Article:
──────────
Mixed Magic Theatre has taken this tradition seriously, and this marks the company's tenth year of producing works by the Bard in parks and waterside settings from Wickford to Pawtucket.
This time around, the troupe is presenting A Midsummer Night's Dream in the park beside the Towers in Narragansett on August 17 and 18, and on the lawn at Blithewold Mansion in Bristol on August 25 and 26 (all at 7:30 pm).
For Mixed Magic's new artistic director Jonathan Pitts-Wiley, who grew up performing in his parents' (Ricardo and Bernadet Pitts-Wiley) productions, Shakespeare has a certain allure in the outdoors.
"There are certain plays, especially Shakespeare's comedies, that play great outside," Pitts-Wiley says. "I think the language and the atmosphere are the essential and best parts of what theater is about, which is a community spirit.
"People getting together and playing make-believe, after a hard day's work — it doesn't have to go past that," he continues. "Just enjoy the language and people having a good time."
He mentions kids on bicycles, dog-walkers, or parents pushing strollers who recently happened upon Mixed Magic's free outdoor shows in Pawtucket and stopped, taken in by the colorful costumes or the actors' antics.
"The whole experience becomes bigger than the play," Pitts-Wiley says. "It's an escape, an opportunity to be entertained but also engaged. Even if you're not versed in Shakespeare, there are lots of comic moments that just look funny. How can you not laugh at the fights between the lovers in Midsummer?"
──────────
Requirement 1:
According to the article about Mixed Magic Theatre, which play is the troupe presenting this time?
The entries that come next have no connection to the article.

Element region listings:
──────────
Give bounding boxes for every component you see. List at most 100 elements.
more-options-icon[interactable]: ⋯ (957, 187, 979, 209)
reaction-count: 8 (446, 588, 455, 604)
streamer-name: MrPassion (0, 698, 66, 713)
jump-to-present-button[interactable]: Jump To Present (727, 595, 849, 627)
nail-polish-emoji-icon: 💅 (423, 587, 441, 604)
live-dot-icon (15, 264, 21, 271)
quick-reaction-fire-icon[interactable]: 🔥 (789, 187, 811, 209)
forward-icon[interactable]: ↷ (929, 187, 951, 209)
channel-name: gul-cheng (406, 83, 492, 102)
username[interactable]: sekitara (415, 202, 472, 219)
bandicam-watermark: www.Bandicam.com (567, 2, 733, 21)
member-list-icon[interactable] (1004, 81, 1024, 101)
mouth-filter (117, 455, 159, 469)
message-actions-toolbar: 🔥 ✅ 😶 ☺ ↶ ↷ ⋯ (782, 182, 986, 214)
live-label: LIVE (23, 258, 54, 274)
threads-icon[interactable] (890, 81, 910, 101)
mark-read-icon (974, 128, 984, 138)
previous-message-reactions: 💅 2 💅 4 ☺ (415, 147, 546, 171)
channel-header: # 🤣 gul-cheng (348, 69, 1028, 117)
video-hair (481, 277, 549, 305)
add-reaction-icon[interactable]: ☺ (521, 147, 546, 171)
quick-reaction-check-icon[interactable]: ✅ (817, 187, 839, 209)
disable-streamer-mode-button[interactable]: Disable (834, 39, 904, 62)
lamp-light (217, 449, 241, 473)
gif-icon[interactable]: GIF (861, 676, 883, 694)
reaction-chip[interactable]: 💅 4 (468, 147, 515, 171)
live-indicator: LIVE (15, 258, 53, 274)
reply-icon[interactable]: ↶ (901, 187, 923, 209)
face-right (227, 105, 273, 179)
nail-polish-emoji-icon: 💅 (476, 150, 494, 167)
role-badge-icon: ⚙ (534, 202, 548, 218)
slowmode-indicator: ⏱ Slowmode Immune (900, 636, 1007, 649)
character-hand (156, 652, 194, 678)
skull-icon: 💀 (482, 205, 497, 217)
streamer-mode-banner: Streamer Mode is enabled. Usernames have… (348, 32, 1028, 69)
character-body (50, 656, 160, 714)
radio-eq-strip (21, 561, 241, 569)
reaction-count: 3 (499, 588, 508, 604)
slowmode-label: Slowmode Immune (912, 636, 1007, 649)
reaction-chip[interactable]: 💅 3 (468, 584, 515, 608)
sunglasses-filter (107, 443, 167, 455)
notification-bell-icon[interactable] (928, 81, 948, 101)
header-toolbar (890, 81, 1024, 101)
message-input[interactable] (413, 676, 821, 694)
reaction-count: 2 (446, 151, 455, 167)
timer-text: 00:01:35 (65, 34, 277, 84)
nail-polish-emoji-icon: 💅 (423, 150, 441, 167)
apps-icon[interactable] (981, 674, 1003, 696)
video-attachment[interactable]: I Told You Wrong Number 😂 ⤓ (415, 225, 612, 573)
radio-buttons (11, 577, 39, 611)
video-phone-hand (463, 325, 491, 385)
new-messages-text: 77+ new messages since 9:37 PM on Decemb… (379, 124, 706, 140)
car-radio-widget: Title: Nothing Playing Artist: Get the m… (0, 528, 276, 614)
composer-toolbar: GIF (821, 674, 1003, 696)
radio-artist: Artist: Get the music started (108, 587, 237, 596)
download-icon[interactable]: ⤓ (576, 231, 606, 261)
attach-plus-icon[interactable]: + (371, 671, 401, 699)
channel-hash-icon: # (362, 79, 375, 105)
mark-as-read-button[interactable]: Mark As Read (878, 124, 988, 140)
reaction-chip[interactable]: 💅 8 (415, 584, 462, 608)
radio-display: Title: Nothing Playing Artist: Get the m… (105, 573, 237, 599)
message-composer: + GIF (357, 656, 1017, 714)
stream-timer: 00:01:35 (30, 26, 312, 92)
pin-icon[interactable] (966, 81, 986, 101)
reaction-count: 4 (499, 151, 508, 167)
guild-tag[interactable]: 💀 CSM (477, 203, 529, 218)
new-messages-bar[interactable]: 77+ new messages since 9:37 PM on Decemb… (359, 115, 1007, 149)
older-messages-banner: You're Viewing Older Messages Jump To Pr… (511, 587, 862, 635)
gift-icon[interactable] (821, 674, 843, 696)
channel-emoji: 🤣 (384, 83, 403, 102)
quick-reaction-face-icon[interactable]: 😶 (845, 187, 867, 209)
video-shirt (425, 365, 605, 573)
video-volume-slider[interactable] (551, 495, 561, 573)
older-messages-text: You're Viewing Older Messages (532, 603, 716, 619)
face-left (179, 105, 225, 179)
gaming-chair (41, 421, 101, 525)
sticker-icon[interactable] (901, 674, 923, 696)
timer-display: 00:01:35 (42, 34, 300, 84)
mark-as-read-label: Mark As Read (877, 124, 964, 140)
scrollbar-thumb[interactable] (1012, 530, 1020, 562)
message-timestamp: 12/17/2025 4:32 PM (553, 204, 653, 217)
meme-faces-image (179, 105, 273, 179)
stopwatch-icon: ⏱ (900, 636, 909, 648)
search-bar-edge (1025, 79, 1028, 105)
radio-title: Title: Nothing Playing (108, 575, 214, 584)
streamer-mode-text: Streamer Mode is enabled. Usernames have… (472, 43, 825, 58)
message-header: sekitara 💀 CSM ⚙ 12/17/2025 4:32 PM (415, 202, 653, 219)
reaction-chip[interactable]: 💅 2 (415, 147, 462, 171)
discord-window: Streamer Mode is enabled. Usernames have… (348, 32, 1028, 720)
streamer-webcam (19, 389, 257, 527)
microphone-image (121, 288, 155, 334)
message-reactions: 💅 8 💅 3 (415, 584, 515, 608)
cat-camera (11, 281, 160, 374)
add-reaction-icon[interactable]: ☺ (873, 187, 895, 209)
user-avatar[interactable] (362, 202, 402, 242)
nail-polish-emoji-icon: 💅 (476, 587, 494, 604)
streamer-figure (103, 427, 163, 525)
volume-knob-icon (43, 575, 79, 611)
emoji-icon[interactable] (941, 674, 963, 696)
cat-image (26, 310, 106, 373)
──────────
Requirement 2:
Gather every line of the entries that contains the string "toolbar". Case counts.

Exercise response 1:
A Midsummer Night's Dream

Exercise response 2:
message-actions-toolbar: 🔥 ✅ 😶 ☺ ↶ ↷ ⋯ (782, 182, 986, 214)
header-toolbar (890, 81, 1024, 101)
composer-toolbar: GIF (821, 674, 1003, 696)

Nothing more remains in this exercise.